### Consigne
Restituez mot pour mot l'extrait du texte ci-dessous sur la constitution mixte, en commençant à « L'idée du gouvernement » et en terminant à « New Press, 1990). ».

### Texte fourni
L'idée du gouvernement mixte ou de la constitution mixte a été formulée
dans l'Antiquité grecque et latine. Elle incarne dans les Lois de Platon ou la
Politique d'Aristote le bon régime, celui qui perdure grâce à l'équilibre de la
distribution des magistratures. Polybe, Cicéron et Denys d'Halicarnasse feront de
Rome, après Sparte, la seconde incarnation historique de cet idéal du
gouvernement. Nous disposons, pour cette période, de plusieurs études,
notamment celles de Kurt von Fritz (The Theory of the mixed constitution in Antiquity,
a critical analysis of Polybius'political ideas, New York, Columbia University Press,
1954) et de Chiara Carsana (La teoria della «Costituzione mista» nell'età imperiale
romana, Como : New Press, 1990).

[Enregistrements issus d'un jeu de données]

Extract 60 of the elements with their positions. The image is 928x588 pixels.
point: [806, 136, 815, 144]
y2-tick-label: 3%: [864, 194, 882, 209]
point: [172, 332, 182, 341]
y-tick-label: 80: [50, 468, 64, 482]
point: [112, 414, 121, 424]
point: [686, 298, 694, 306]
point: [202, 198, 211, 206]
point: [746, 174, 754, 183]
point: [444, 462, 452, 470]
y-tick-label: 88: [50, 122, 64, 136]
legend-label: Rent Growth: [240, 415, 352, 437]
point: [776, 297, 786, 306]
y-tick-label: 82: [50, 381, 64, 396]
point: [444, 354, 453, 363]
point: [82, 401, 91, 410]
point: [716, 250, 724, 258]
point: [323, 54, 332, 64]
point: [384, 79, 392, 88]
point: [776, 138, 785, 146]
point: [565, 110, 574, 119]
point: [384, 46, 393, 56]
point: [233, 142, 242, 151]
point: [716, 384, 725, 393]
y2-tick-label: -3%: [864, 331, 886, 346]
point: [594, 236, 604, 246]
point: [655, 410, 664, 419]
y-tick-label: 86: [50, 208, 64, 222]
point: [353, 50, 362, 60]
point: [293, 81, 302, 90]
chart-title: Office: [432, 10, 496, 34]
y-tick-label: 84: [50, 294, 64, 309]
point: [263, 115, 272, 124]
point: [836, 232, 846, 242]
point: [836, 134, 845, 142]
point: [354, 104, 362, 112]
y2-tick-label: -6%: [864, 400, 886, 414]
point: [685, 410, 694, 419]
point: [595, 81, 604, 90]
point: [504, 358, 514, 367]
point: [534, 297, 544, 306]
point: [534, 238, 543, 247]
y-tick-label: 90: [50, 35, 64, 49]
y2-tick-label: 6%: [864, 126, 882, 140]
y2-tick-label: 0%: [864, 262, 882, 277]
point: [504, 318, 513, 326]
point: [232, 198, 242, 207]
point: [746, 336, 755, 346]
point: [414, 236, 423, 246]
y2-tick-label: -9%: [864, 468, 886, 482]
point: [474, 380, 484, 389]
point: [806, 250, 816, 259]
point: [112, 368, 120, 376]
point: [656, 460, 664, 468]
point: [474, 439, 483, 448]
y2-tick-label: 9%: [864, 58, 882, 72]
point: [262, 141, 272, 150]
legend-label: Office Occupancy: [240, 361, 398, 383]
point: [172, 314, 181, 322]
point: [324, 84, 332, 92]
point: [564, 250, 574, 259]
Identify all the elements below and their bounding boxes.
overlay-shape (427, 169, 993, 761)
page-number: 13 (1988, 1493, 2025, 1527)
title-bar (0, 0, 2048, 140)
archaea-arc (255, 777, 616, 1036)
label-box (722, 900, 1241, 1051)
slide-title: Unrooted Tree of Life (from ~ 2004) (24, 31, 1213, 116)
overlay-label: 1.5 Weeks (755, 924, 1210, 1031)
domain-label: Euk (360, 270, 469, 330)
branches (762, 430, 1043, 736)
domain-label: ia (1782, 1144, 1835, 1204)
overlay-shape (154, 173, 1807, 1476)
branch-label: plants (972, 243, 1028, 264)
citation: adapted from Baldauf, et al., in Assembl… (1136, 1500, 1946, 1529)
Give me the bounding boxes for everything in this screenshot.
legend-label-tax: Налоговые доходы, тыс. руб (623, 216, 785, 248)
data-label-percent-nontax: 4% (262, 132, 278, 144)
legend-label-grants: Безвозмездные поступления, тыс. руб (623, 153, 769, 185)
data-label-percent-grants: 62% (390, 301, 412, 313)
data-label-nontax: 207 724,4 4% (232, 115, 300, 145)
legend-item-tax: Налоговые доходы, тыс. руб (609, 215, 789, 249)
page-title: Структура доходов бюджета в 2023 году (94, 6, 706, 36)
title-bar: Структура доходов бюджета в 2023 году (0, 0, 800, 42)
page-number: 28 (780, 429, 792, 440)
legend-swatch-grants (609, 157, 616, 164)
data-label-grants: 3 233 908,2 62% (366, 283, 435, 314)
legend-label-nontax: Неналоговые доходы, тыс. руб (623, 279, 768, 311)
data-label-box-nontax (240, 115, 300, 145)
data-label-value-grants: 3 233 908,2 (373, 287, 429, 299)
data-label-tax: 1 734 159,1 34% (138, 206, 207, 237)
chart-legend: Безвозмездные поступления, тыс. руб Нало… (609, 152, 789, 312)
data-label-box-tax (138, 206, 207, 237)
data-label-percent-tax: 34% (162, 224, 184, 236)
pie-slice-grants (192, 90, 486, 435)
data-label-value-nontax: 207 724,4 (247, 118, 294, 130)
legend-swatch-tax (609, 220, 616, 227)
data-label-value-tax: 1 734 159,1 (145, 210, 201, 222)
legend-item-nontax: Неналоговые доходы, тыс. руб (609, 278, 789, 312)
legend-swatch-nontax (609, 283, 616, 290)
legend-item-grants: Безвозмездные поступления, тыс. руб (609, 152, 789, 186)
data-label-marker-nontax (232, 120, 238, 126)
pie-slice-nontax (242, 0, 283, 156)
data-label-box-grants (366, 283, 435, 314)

### Réponse rédigée
L'idée du gouvernement mixte ou de la constitution mixte a été formulée
dans l'Antiquité grecque et latine. Elle incarne dans les Lois de Platon ou la
Politique d'Aristote le bon régime, celui qui perdure grâce à l'équilibre de la
distribution des magistratures. Polybe, Cicéron et Denys d'Halicarnasse feront de
Rome, après Sparte, la seconde incarnation historique de cet idéal du
gouvernement. Nous disposons, pour cette période, de plusieurs études,
notamment celles de Kurt von Fritz (The Theory of the mixed constitution in Antiquity,
a critical analysis of Polybius'political ideas, New York, Columbia University Press,
1954) et de Chiara Carsana (La teoria della «Costituzione mista» nell'età imperiale
romana, Como : New Press, 1990).